* _Prompt_
Exactly reproduce each record listed below.

* _Extracted records_
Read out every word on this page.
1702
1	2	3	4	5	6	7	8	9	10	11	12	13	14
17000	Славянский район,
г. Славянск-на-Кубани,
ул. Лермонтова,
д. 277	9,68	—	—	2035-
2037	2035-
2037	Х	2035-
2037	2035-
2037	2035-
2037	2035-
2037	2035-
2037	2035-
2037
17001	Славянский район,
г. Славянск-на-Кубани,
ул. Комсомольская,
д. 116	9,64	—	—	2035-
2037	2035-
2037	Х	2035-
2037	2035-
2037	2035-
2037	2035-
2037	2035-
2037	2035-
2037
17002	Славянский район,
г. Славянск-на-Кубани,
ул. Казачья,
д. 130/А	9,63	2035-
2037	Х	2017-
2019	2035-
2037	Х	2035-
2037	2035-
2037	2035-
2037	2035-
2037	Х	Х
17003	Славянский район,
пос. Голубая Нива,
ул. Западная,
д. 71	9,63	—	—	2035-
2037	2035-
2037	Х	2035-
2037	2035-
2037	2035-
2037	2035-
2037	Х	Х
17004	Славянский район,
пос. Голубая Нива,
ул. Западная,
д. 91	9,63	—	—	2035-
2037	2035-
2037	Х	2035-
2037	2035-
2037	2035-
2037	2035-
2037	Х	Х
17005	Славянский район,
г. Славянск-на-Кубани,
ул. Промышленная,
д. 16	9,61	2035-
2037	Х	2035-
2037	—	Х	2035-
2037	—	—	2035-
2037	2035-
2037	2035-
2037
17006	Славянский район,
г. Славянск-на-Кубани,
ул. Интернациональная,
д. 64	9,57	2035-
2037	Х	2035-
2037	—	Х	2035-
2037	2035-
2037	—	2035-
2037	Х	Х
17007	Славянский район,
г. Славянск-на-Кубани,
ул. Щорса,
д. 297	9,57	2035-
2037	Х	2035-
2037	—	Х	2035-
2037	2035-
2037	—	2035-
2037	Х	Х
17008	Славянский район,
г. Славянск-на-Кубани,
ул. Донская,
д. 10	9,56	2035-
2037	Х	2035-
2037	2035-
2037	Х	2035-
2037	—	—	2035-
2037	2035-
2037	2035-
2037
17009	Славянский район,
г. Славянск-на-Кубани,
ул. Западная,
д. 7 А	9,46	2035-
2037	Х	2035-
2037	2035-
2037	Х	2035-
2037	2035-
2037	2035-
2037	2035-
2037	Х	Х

* _Output for this task_
Read out every word on this page.
1702
1	2	3	4	5	6	7	8	9	10	11	12	13	14
17000	Славянский район,
г. Славянск-на-Кубани,
ул. Лермонтова,
д. 277	9,68	—	—	2035-
2037	2035-
2037	Х	2035-
2037	2035-
2037	2035-
2037	2035-
2037	2035-
2037	2035-
2037
17001	Славянский район,
г. Славянск-на-Кубани,
ул. Комсомольская,
д. 116	9,64	—	—	2035-
2037	2035-
2037	Х	2035-
2037	2035-
2037	2035-
2037	2035-
2037	2035-
2037	2035-
2037
17002	Славянский район,
г. Славянск-на-Кубани,
ул. Казачья,
д. 130/А	9,63	2035-
2037	Х	2017-
2019	2035-
2037	Х	2035-
2037	2035-
2037	2035-
2037	2035-
2037	Х	Х
17003	Славянский район,
пос. Голубая Нива,
ул. Западная,
д. 71	9,63	—	—	2035-
2037	2035-
2037	Х	2035-
2037	2035-
2037	2035-
2037	2035-
2037	Х	Х
17004	Славянский район,
пос. Голубая Нива,
ул. Западная,
д. 91	9,63	—	—	2035-
2037	2035-
2037	Х	2035-
2037	2035-
2037	2035-
2037	2035-
2037	Х	Х
17005	Славянский район,
г. Славянск-на-Кубани,
ул. Промышленная,
д. 16	9,61	2035-
2037	Х	2035-
2037	—	Х	2035-
2037	—	—	2035-
2037	2035-
2037	2035-
2037
17006	Славянский район,
г. Славянск-на-Кубани,
ул. Интернациональная,
д. 64	9,57	2035-
2037	Х	2035-
2037	—	Х	2035-
2037	2035-
2037	—	2035-
2037	Х	Х
17007	Славянский район,
г. Славянск-на-Кубани,
ул. Щорса,
д. 297	9,57	2035-
2037	Х	2035-
2037	—	Х	2035-
2037	2035-
2037	—	2035-
2037	Х	Х
17008	Славянский район,
г. Славянск-на-Кубани,
ул. Донская,
д. 10	9,56	2035-
2037	Х	2035-
2037	2035-
2037	Х	2035-
2037	—	—	2035-
2037	2035-
2037	2035-
2037
17009	Славянский район,
г. Славянск-на-Кубани,
ул. Западная,
д. 7 А	9,46	2035-
2037	Х	2035-
2037	2035-
2037	Х	2035-
2037	2035-
2037	2035-
2037	2035-
2037	Х	Х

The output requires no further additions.